TASK:
State the number of lines in these records holding "this". Say nothing more.

☆ ☆ ☆ ☆

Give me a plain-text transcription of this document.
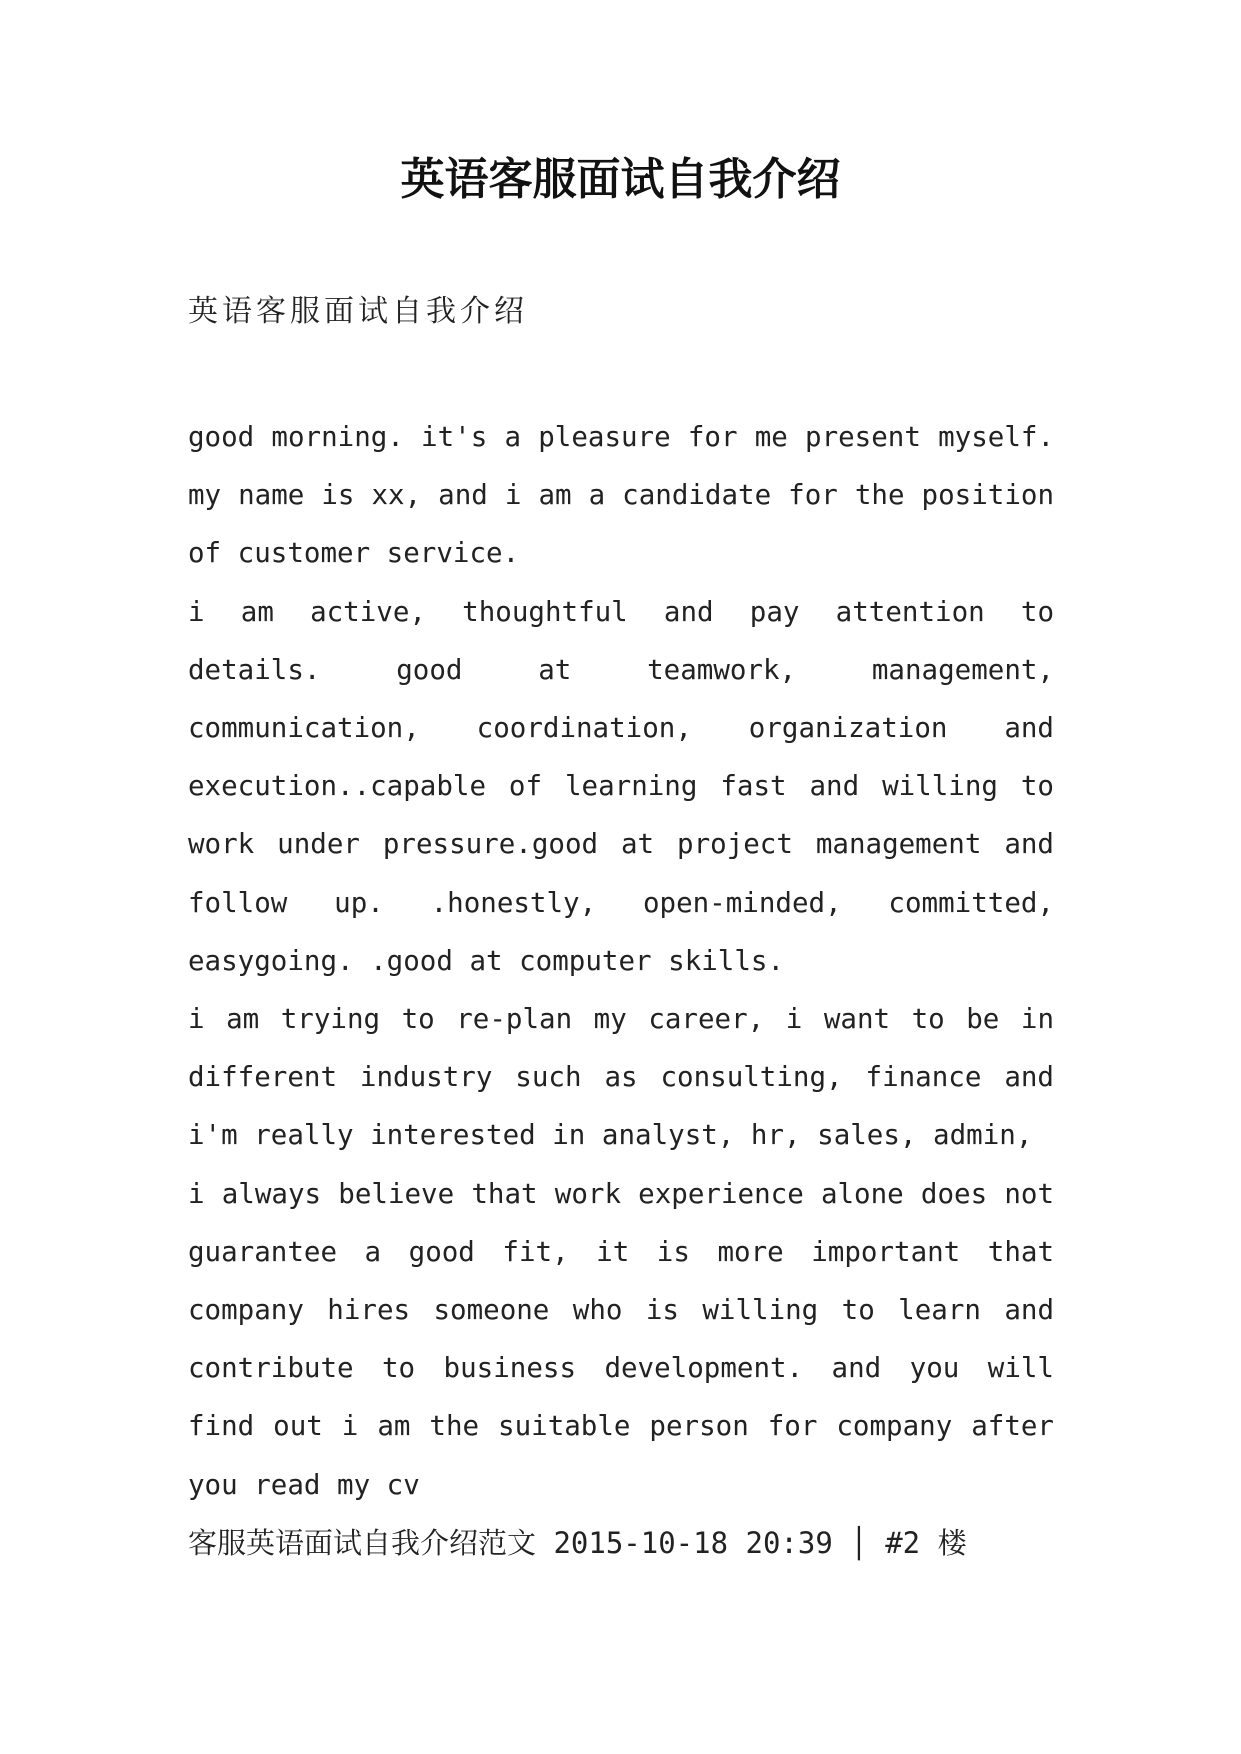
英语客服面试自我介绍
英语客服面试自我介绍

good morning. it's a pleasure for me present myself. my name is xx, and i am a candidate for the position of customer service.

i am active, thoughtful and pay attention to details. good at teamwork, management, communication, coordination, organization and execution..capable of learning fast and willing to work under pressure.good at project management and follow up. .honestly, open-minded, committed, easygoing. .good at computer skills.

i am trying to re-plan my career, i want to be in different industry such as consulting, finance and i'm really interested in analyst, hr, sales, admin,

i always believe that work experience alone does not guarantee a good fit, it is more important that company hires someone who is willing to learn and contribute to business development. and you will find out i am the suitable person for company after you read my cv

客服英语面试自我介绍范文 2015-10-18 20:39 │ #2 楼
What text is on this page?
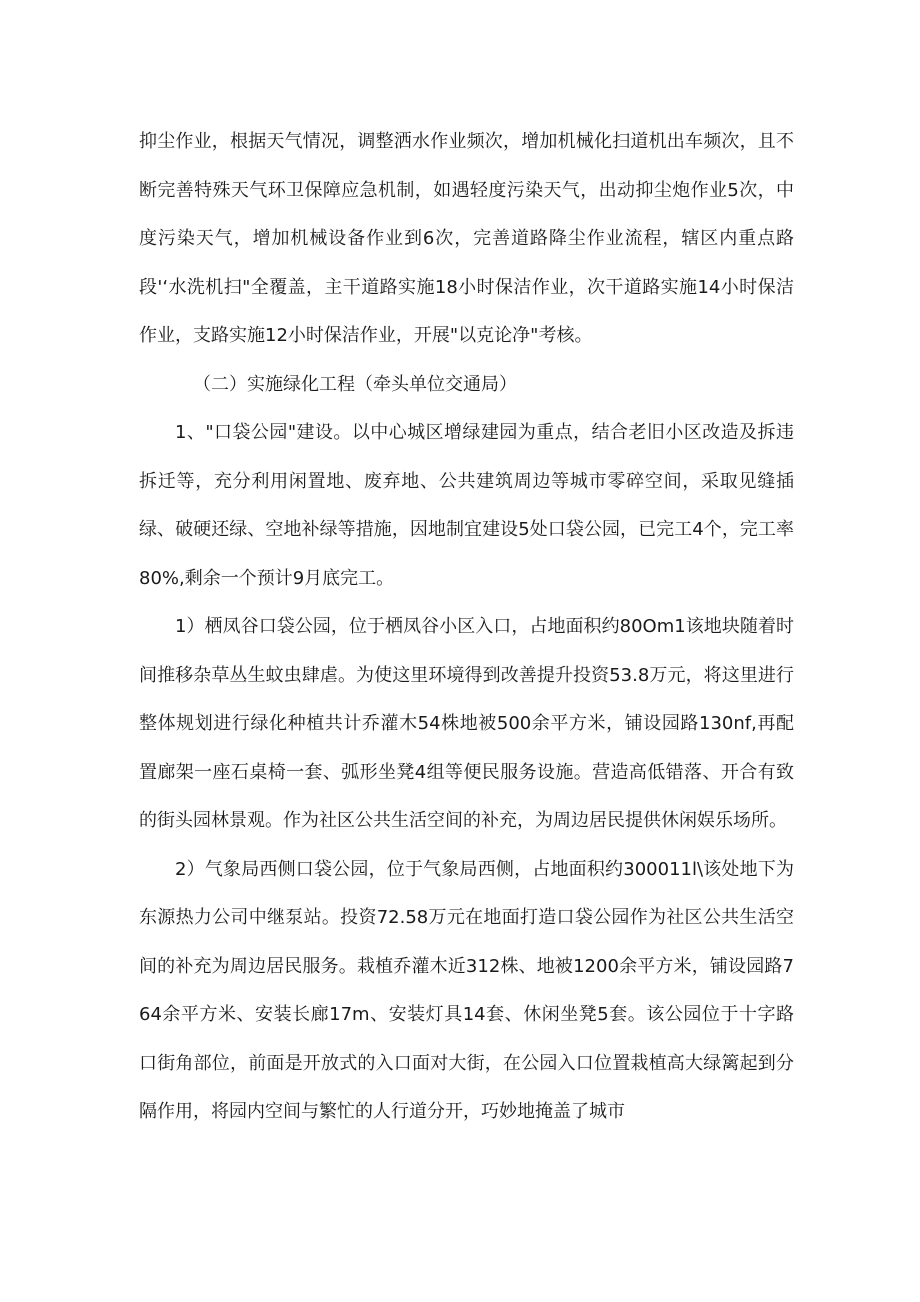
抑尘作业，根据天气情况，调整洒水作业频次，增加机械化扫道机出车频次，且不断完善特殊天气环卫保障应急机制，如遇轻度污染天气，出动抑尘炮作业5次，中度污染天气，增加机械设备作业到6次，完善道路降尘作业流程，辖区内重点路段'‘水洗机扫"全覆盖，主干道路实施18小时保洁作业，次干道路实施14小时保洁作业，支路实施12小时保洁作业，开展"以克论净"考核。

（二）实施绿化工程（牵头单位交通局）

1、"口袋公园"建设。以中心城区增绿建园为重点，结合老旧小区改造及拆违拆迁等，充分利用闲置地、废弃地、公共建筑周边等城市零碎空间，采取见缝插绿、破硬还绿、空地补绿等措施，因地制宜建设5处口袋公园，已完工4个，完工率80%,剩余一个预计9月底完工。

1）栖凤谷口袋公园，位于栖凤谷小区入口，占地面积约80Om1该地块随着时间推移杂草丛生蚊虫肆虐。为使这里环境得到改善提升投资53.8万元，将这里进行整体规划进行绿化种植共计乔灌木54株地被500余平方米，铺设园路130nf,再配置廊架一座石桌椅一套、弧形坐凳4组等便民服务设施。营造高低错落、开合有致的街头园林景观。作为社区公共生活空间的补充，为周边居民提供休闲娱乐场所。

2）气象局西侧口袋公园，位于气象局西侧，占地面积约300011l\该处地下为东源热力公司中继泵站。投资72.58万元在地面打造口袋公园作为社区公共生活空间的补充为周边居民服务。栽植乔灌木近312株、地被1200余平方米，铺设园路764余平方米、安装长廊17m、安装灯具14套、休闲坐凳5套。该公园位于十字路口街角部位，前面是开放式的入口面对大街，在公园入口位置栽植高大绿篱起到分隔作用，将园内空间与繁忙的人行道分开，巧妙地掩盖了城市
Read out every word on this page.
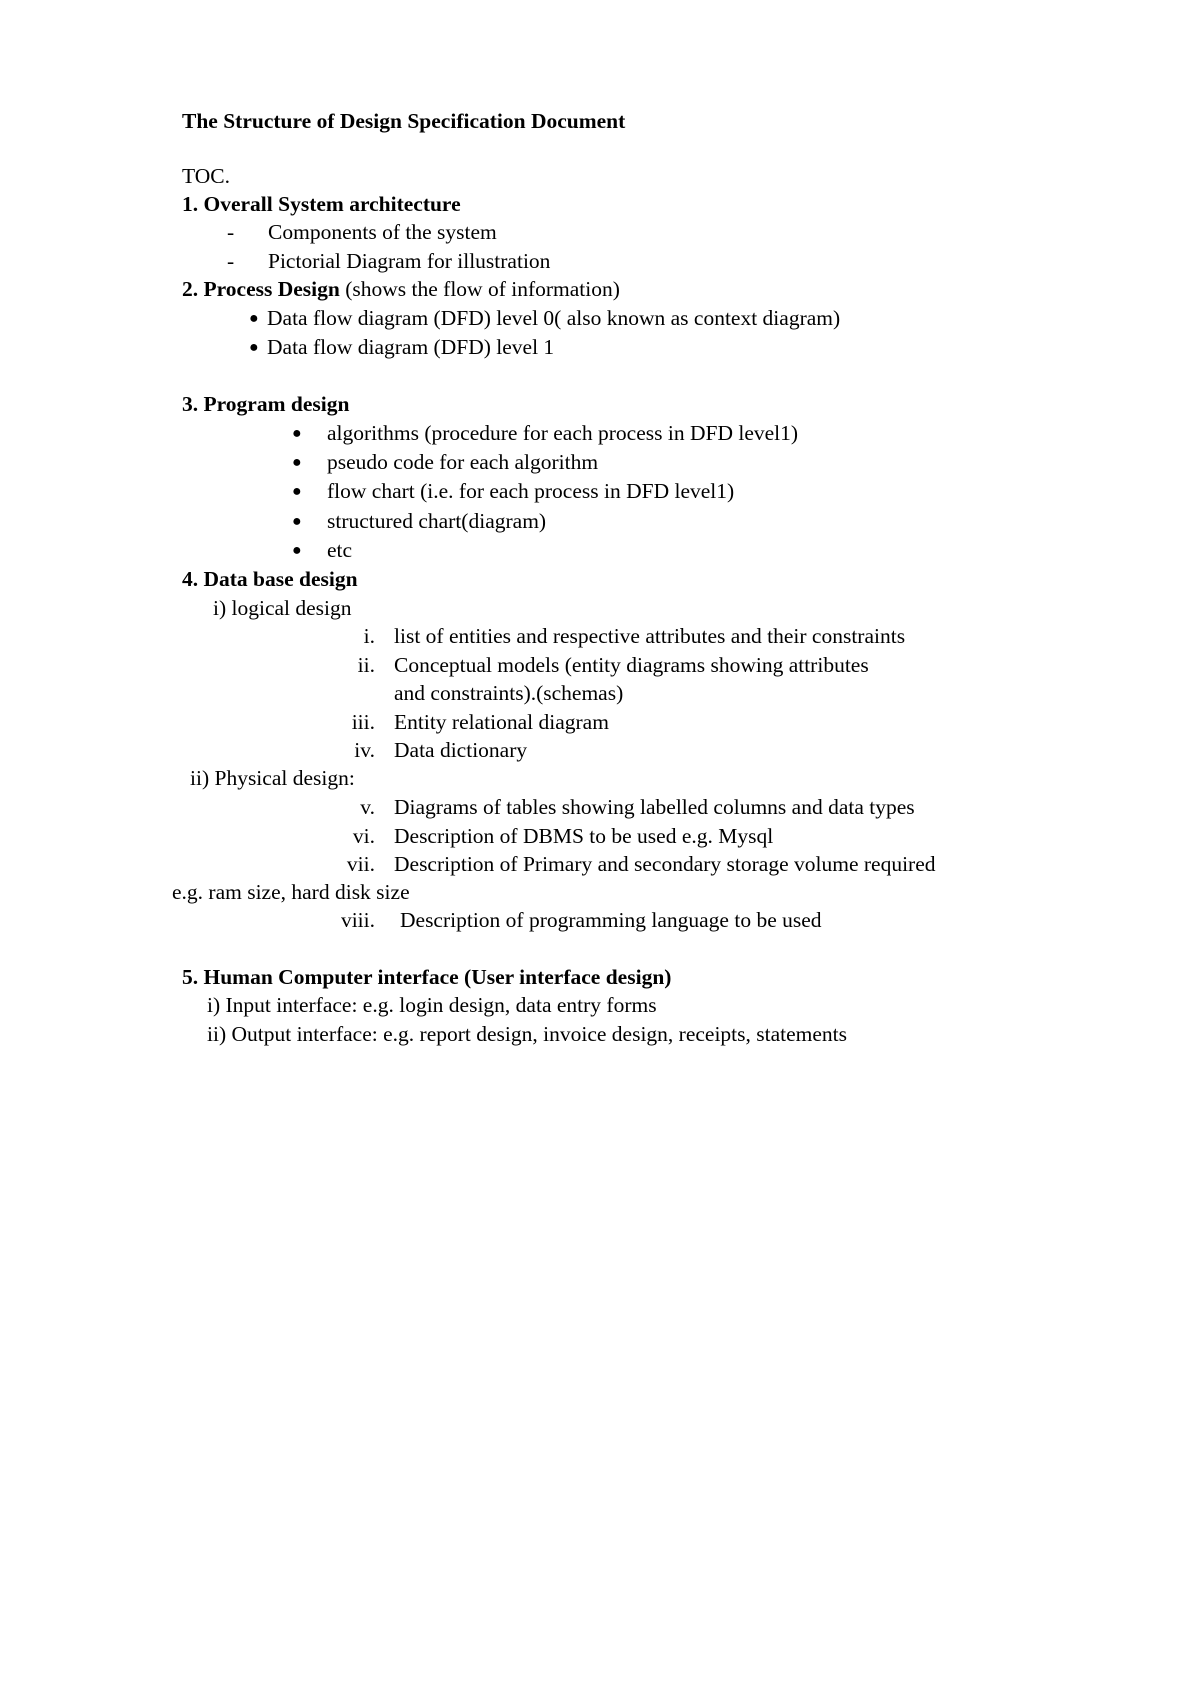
The Structure of Design Specification Document
TOC.
1. Overall System architecture
- Components of the system
- Pictorial Diagram for illustration
2. Process Design (shows the flow of information)
● Data flow diagram (DFD) level 0( also known as context diagram)
● Data flow diagram (DFD) level 1
3. Program design
● algorithms (procedure for each process in DFD level1)
● pseudo code for each algorithm
● flow chart (i.e. for each process in DFD level1)
● structured chart(diagram)
● etc
4. Data base design
i) logical design
i. list of entities and respective attributes and their constraints
ii. Conceptual models (entity diagrams showing attributes
and constraints).(schemas)
iii. Entity relational diagram
iv. Data dictionary
ii) Physical design:
v. Diagrams of tables showing labelled columns and data types
vi. Description of DBMS to be used e.g. Mysql
vii. Description of Primary and secondary storage volume required
e.g. ram size, hard disk size
viii. Description of programming language to be used
5. Human Computer interface (User interface design)
i) Input interface: e.g. login design, data entry forms
ii) Output interface: e.g. report design, invoice design, receipts, statements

☆ ☆ ☆ ☆

OUTPUT BELOW:
3